**GIVEN EXERCISE:**
Every entry below should be printed exactly, without its images.

**SUPPLIED DATA:**
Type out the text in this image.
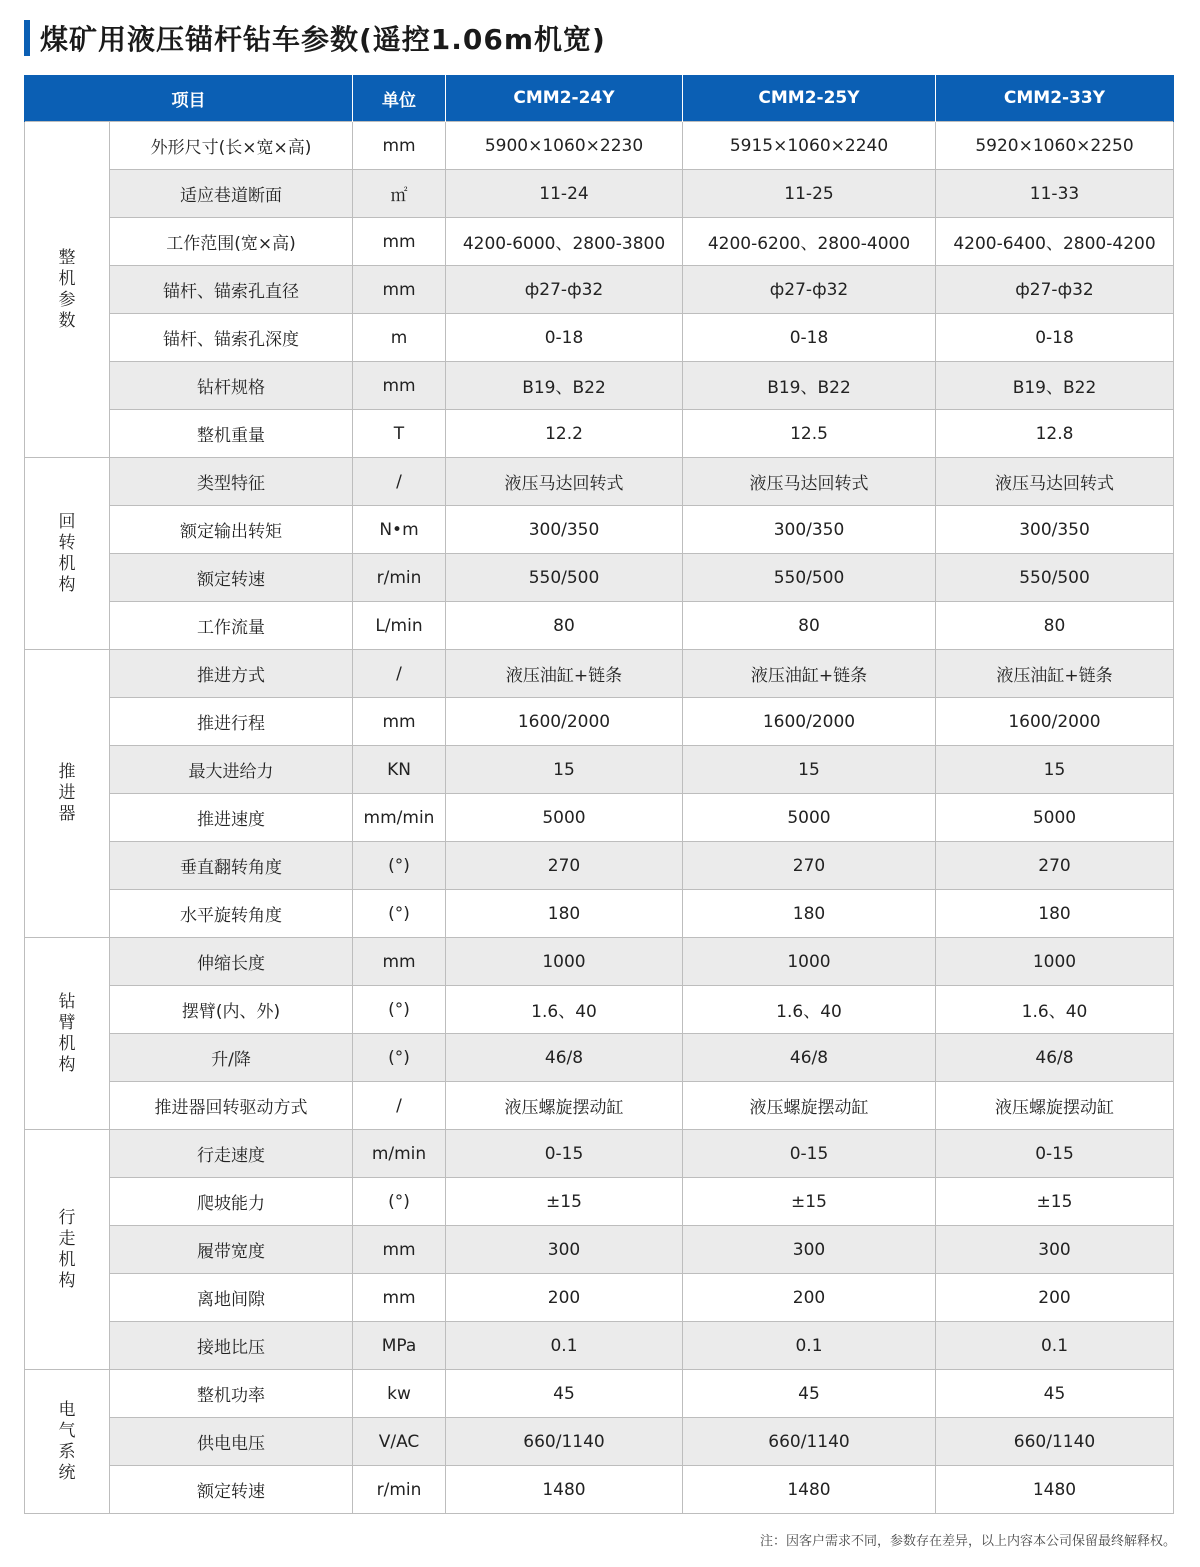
煤矿用液压锚杆钻车参数(遥控1.06m机宽)
项目		单位	CMM2-24Y	CMM2-25Y	CMM2-33Y
整机参数	外形尺寸(长×宽×高)	mm	5900×1060×2230	5915×1060×2240	5920×1060×2250
	适应巷道断面	㎡	11-24	11-25	11-33
	工作范围(宽×高)	mm	4200-6000、2800-3800	4200-6200、2800-4000	4200-6400、2800-4200
	锚杆、锚索孔直径	mm	ф27-ф32	ф27-ф32	ф27-ф32
	锚杆、锚索孔深度	m	0-18	0-18	0-18
	钻杆规格	mm	B19、B22	B19、B22	B19、B22
	整机重量	T	12.2	12.5	12.8
回转机构	类型特征	/	液压马达回转式	液压马达回转式	液压马达回转式
	额定输出转矩	N•m	300/350	300/350	300/350
	额定转速	r/min	550/500	550/500	550/500
	工作流量	L/min	80	80	80
推进器	推进方式	/	液压油缸+链条	液压油缸+链条	液压油缸+链条
	推进行程	mm	1600/2000	1600/2000	1600/2000
	最大进给力	KN	15	15	15
	推进速度	mm/min	5000	5000	5000
	垂直翻转角度	(°)	270	270	270
	水平旋转角度	(°)	180	180	180
钻臂机构	伸缩长度	mm	1000	1000	1000
	摆臂(内、外)	(°)	1.6、40	1.6、40	1.6、40
	升/降	(°)	46/8	46/8	46/8
	推进器回转驱动方式	/	液压螺旋摆动缸	液压螺旋摆动缸	液压螺旋摆动缸
行走机构	行走速度	m/min	0-15	0-15	0-15
	爬坡能力	(°)	±15	±15	±15
	履带宽度	mm	300	300	300
	离地间隙	mm	200	200	200
	接地比压	MPa	0.1	0.1	0.1
电气系统	整机功率	kw	45	45	45
	供电电压	V/AC	660/1140	660/1140	660/1140
	额定转速	r/min	1480	1480	1480
注：因客户需求不同，参数存在差异，以上内容本公司保留最终解释权。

**OUTPUT OF THE EXERCISE:**
Type out the text in this image.
煤矿用液压锚杆钻车参数(遥控1.06m机宽)
项目		单位	CMM2-24Y	CMM2-25Y	CMM2-33Y
整机参数	外形尺寸(长×宽×高)	mm	5900×1060×2230	5915×1060×2240	5920×1060×2250
	适应巷道断面	㎡	11-24	11-25	11-33
	工作范围(宽×高)	mm	4200-6000、2800-3800	4200-6200、2800-4000	4200-6400、2800-4200
	锚杆、锚索孔直径	mm	ф27-ф32	ф27-ф32	ф27-ф32
	锚杆、锚索孔深度	m	0-18	0-18	0-18
	钻杆规格	mm	B19、B22	B19、B22	B19、B22
	整机重量	T	12.2	12.5	12.8
回转机构	类型特征	/	液压马达回转式	液压马达回转式	液压马达回转式
	额定输出转矩	N•m	300/350	300/350	300/350
	额定转速	r/min	550/500	550/500	550/500
	工作流量	L/min	80	80	80
推进器	推进方式	/	液压油缸+链条	液压油缸+链条	液压油缸+链条
	推进行程	mm	1600/2000	1600/2000	1600/2000
	最大进给力	KN	15	15	15
	推进速度	mm/min	5000	5000	5000
	垂直翻转角度	(°)	270	270	270
	水平旋转角度	(°)	180	180	180
钻臂机构	伸缩长度	mm	1000	1000	1000
	摆臂(内、外)	(°)	1.6、40	1.6、40	1.6、40
	升/降	(°)	46/8	46/8	46/8
	推进器回转驱动方式	/	液压螺旋摆动缸	液压螺旋摆动缸	液压螺旋摆动缸
行走机构	行走速度	m/min	0-15	0-15	0-15
	爬坡能力	(°)	±15	±15	±15
	履带宽度	mm	300	300	300
	离地间隙	mm	200	200	200
	接地比压	MPa	0.1	0.1	0.1
电气系统	整机功率	kw	45	45	45
	供电电压	V/AC	660/1140	660/1140	660/1140
	额定转速	r/min	1480	1480	1480
注：因客户需求不同，参数存在差异，以上内容本公司保留最终解释权。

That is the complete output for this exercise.